> [What you should do]:
The records that follow should be retyped word for word.

═══

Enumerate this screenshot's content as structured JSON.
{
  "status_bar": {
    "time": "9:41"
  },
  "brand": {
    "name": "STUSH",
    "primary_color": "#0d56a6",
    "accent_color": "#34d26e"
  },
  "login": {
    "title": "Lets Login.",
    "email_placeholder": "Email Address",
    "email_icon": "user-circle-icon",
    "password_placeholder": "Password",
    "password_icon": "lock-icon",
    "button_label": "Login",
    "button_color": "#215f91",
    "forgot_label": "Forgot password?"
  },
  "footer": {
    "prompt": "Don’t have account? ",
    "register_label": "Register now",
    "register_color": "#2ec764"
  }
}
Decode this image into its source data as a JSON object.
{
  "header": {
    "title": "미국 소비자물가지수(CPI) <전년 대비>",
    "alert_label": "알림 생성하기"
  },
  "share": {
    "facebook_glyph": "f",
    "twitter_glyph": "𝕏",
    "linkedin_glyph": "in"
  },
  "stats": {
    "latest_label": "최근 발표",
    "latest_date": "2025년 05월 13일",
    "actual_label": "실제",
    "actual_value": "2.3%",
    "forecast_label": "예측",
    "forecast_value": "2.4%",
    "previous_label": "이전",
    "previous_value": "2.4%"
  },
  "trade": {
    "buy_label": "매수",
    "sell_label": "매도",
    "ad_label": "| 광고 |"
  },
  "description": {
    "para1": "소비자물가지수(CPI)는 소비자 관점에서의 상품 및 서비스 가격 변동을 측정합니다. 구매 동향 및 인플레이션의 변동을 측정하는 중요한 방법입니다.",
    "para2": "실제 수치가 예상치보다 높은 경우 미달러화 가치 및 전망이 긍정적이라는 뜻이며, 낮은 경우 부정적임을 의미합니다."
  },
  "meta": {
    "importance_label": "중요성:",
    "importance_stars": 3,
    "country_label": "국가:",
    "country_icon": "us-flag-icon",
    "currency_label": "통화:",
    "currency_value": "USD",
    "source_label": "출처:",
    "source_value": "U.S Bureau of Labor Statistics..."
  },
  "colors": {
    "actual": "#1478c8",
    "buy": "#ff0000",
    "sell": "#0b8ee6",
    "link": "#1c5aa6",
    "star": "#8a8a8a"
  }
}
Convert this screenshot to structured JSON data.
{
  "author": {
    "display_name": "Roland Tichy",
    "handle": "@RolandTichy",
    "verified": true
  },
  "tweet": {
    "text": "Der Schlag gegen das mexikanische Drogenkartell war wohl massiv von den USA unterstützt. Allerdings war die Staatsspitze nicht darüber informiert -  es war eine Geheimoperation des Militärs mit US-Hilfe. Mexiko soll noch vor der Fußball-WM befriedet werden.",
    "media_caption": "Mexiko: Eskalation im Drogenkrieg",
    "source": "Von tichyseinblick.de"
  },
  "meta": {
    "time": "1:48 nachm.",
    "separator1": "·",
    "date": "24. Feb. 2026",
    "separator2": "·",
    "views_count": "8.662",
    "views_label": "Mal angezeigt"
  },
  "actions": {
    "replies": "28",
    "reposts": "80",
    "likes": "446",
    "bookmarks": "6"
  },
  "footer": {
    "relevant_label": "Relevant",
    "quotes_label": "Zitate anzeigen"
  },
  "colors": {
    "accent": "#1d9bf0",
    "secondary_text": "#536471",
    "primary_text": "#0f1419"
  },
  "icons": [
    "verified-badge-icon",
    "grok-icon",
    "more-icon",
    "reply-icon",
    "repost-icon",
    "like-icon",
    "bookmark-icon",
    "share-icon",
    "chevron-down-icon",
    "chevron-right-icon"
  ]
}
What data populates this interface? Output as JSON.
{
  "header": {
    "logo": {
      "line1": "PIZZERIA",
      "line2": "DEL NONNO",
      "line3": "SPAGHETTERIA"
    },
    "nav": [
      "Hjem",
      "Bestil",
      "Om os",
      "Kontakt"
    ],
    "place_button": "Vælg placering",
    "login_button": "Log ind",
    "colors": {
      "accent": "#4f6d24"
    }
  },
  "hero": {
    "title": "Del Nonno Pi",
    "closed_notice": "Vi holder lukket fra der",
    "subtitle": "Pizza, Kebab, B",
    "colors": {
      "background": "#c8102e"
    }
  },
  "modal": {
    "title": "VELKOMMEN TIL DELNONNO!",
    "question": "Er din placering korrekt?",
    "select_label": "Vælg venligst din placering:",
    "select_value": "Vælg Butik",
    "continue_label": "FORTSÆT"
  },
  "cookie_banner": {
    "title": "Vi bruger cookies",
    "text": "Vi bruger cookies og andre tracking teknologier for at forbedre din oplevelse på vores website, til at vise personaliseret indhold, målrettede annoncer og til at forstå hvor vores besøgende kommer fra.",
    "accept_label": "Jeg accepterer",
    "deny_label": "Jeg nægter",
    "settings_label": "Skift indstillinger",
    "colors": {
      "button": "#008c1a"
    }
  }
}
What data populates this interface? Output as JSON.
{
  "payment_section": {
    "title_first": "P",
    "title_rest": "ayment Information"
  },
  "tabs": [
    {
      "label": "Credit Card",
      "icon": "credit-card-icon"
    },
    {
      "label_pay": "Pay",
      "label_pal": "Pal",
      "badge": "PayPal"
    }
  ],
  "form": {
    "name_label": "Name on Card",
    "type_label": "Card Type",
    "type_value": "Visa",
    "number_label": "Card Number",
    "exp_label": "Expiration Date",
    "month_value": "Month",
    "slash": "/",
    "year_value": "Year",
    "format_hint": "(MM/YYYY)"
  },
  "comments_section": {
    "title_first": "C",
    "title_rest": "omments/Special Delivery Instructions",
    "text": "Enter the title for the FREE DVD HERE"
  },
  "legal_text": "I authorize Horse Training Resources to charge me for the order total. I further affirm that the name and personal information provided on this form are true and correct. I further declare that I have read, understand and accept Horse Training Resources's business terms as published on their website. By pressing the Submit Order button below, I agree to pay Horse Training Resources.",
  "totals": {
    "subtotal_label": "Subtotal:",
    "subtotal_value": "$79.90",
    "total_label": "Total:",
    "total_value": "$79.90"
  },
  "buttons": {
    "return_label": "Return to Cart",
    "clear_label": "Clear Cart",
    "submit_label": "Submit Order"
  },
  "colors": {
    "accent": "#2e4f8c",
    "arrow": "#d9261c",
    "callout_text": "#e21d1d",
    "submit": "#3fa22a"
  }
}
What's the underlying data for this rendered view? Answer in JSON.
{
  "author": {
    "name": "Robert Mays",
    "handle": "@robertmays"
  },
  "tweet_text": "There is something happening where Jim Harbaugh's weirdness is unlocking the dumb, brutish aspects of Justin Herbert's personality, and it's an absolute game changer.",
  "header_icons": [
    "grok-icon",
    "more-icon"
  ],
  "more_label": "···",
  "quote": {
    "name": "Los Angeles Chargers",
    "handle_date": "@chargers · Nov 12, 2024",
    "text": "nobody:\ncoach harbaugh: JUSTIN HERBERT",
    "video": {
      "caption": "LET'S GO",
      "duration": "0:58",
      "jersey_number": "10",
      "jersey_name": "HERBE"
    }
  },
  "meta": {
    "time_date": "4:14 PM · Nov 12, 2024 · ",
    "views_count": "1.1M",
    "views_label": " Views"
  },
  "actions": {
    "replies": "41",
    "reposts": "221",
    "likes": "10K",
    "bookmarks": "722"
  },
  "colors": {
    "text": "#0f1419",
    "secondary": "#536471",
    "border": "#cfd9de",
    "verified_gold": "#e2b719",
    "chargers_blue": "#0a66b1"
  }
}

═══

> [Written response]:
Enumerate this screenshot's content as structured JSON.
{
  "status_bar": {
    "time": "9:41"
  },
  "brand": {
    "name": "STUSH",
    "primary_color": "#0d56a6",
    "accent_color": "#34d26e"
  },
  "login": {
    "title": "Lets Login.",
    "email_placeholder": "Email Address",
    "email_icon": "user-circle-icon",
    "password_placeholder": "Password",
    "password_icon": "lock-icon",
    "button_label": "Login",
    "button_color": "#215f91",
    "forgot_label": "Forgot password?"
  },
  "footer": {
    "prompt": "Don’t have account? ",
    "register_label": "Register now",
    "register_color": "#2ec764"
  }
}
Decode this image into its source data as a JSON object.
{
  "header": {
    "title": "미국 소비자물가지수(CPI) <전년 대비>",
    "alert_label": "알림 생성하기"
  },
  "share": {
    "facebook_glyph": "f",
    "twitter_glyph": "𝕏",
    "linkedin_glyph": "in"
  },
  "stats": {
    "latest_label": "최근 발표",
    "latest_date": "2025년 05월 13일",
    "actual_label": "실제",
    "actual_value": "2.3%",
    "forecast_label": "예측",
    "forecast_value": "2.4%",
    "previous_label": "이전",
    "previous_value": "2.4%"
  },
  "trade": {
    "buy_label": "매수",
    "sell_label": "매도",
    "ad_label": "| 광고 |"
  },
  "description": {
    "para1": "소비자물가지수(CPI)는 소비자 관점에서의 상품 및 서비스 가격 변동을 측정합니다. 구매 동향 및 인플레이션의 변동을 측정하는 중요한 방법입니다.",
    "para2": "실제 수치가 예상치보다 높은 경우 미달러화 가치 및 전망이 긍정적이라는 뜻이며, 낮은 경우 부정적임을 의미합니다."
  },
  "meta": {
    "importance_label": "중요성:",
    "importance_stars": 3,
    "country_label": "국가:",
    "country_icon": "us-flag-icon",
    "currency_label": "통화:",
    "currency_value": "USD",
    "source_label": "출처:",
    "source_value": "U.S Bureau of Labor Statistics..."
  },
  "colors": {
    "actual": "#1478c8",
    "buy": "#ff0000",
    "sell": "#0b8ee6",
    "link": "#1c5aa6",
    "star": "#8a8a8a"
  }
}
Convert this screenshot to structured JSON data.
{
  "author": {
    "display_name": "Roland Tichy",
    "handle": "@RolandTichy",
    "verified": true
  },
  "tweet": {
    "text": "Der Schlag gegen das mexikanische Drogenkartell war wohl massiv von den USA unterstützt. Allerdings war die Staatsspitze nicht darüber informiert -  es war eine Geheimoperation des Militärs mit US-Hilfe. Mexiko soll noch vor der Fußball-WM befriedet werden.",
    "media_caption": "Mexiko: Eskalation im Drogenkrieg",
    "source": "Von tichyseinblick.de"
  },
  "meta": {
    "time": "1:48 nachm.",
    "separator1": "·",
    "date": "24. Feb. 2026",
    "separator2": "·",
    "views_count": "8.662",
    "views_label": "Mal angezeigt"
  },
  "actions": {
    "replies": "28",
    "reposts": "80",
    "likes": "446",
    "bookmarks": "6"
  },
  "footer": {
    "relevant_label": "Relevant",
    "quotes_label": "Zitate anzeigen"
  },
  "colors": {
    "accent": "#1d9bf0",
    "secondary_text": "#536471",
    "primary_text": "#0f1419"
  },
  "icons": [
    "verified-badge-icon",
    "grok-icon",
    "more-icon",
    "reply-icon",
    "repost-icon",
    "like-icon",
    "bookmark-icon",
    "share-icon",
    "chevron-down-icon",
    "chevron-right-icon"
  ]
}
What data populates this interface? Output as JSON.
{
  "header": {
    "logo": {
      "line1": "PIZZERIA",
      "line2": "DEL NONNO",
      "line3": "SPAGHETTERIA"
    },
    "nav": [
      "Hjem",
      "Bestil",
      "Om os",
      "Kontakt"
    ],
    "place_button": "Vælg placering",
    "login_button": "Log ind",
    "colors": {
      "accent": "#4f6d24"
    }
  },
  "hero": {
    "title": "Del Nonno Pi",
    "closed_notice": "Vi holder lukket fra der",
    "subtitle": "Pizza, Kebab, B",
    "colors": {
      "background": "#c8102e"
    }
  },
  "modal": {
    "title": "VELKOMMEN TIL DELNONNO!",
    "question": "Er din placering korrekt?",
    "select_label": "Vælg venligst din placering:",
    "select_value": "Vælg Butik",
    "continue_label": "FORTSÆT"
  },
  "cookie_banner": {
    "title": "Vi bruger cookies",
    "text": "Vi bruger cookies og andre tracking teknologier for at forbedre din oplevelse på vores website, til at vise personaliseret indhold, målrettede annoncer og til at forstå hvor vores besøgende kommer fra.",
    "accept_label": "Jeg accepterer",
    "deny_label": "Jeg nægter",
    "settings_label": "Skift indstillinger",
    "colors": {
      "button": "#008c1a"
    }
  }
}
What data populates this interface? Output as JSON.
{
  "payment_section": {
    "title_first": "P",
    "title_rest": "ayment Information"
  },
  "tabs": [
    {
      "label": "Credit Card",
      "icon": "credit-card-icon"
    },
    {
      "label_pay": "Pay",
      "label_pal": "Pal",
      "badge": "PayPal"
    }
  ],
  "form": {
    "name_label": "Name on Card",
    "type_label": "Card Type",
    "type_value": "Visa",
    "number_label": "Card Number",
    "exp_label": "Expiration Date",
    "month_value": "Month",
    "slash": "/",
    "year_value": "Year",
    "format_hint": "(MM/YYYY)"
  },
  "comments_section": {
    "title_first": "C",
    "title_rest": "omments/Special Delivery Instructions",
    "text": "Enter the title for the FREE DVD HERE"
  },
  "legal_text": "I authorize Horse Training Resources to charge me for the order total. I further affirm that the name and personal information provided on this form are true and correct. I further declare that I have read, understand and accept Horse Training Resources's business terms as published on their website. By pressing the Submit Order button below, I agree to pay Horse Training Resources.",
  "totals": {
    "subtotal_label": "Subtotal:",
    "subtotal_value": "$79.90",
    "total_label": "Total:",
    "total_value": "$79.90"
  },
  "buttons": {
    "return_label": "Return to Cart",
    "clear_label": "Clear Cart",
    "submit_label": "Submit Order"
  },
  "colors": {
    "accent": "#2e4f8c",
    "arrow": "#d9261c",
    "callout_text": "#e21d1d",
    "submit": "#3fa22a"
  }
}
What's the underlying data for this rendered view? Answer in JSON.
{
  "author": {
    "name": "Robert Mays",
    "handle": "@robertmays"
  },
  "tweet_text": "There is something happening where Jim Harbaugh's weirdness is unlocking the dumb, brutish aspects of Justin Herbert's personality, and it's an absolute game changer.",
  "header_icons": [
    "grok-icon",
    "more-icon"
  ],
  "more_label": "···",
  "quote": {
    "name": "Los Angeles Chargers",
    "handle_date": "@chargers · Nov 12, 2024",
    "text": "nobody:\ncoach harbaugh: JUSTIN HERBERT",
    "video": {
      "caption": "LET'S GO",
      "duration": "0:58",
      "jersey_number": "10",
      "jersey_name": "HERBE"
    }
  },
  "meta": {
    "time_date": "4:14 PM · Nov 12, 2024 · ",
    "views_count": "1.1M",
    "views_label": " Views"
  },
  "actions": {
    "replies": "41",
    "reposts": "221",
    "likes": "10K",
    "bookmarks": "722"
  },
  "colors": {
    "text": "#0f1419",
    "secondary": "#536471",
    "border": "#cfd9de",
    "verified_gold": "#e2b719",
    "chargers_blue": "#0a66b1"
  }
}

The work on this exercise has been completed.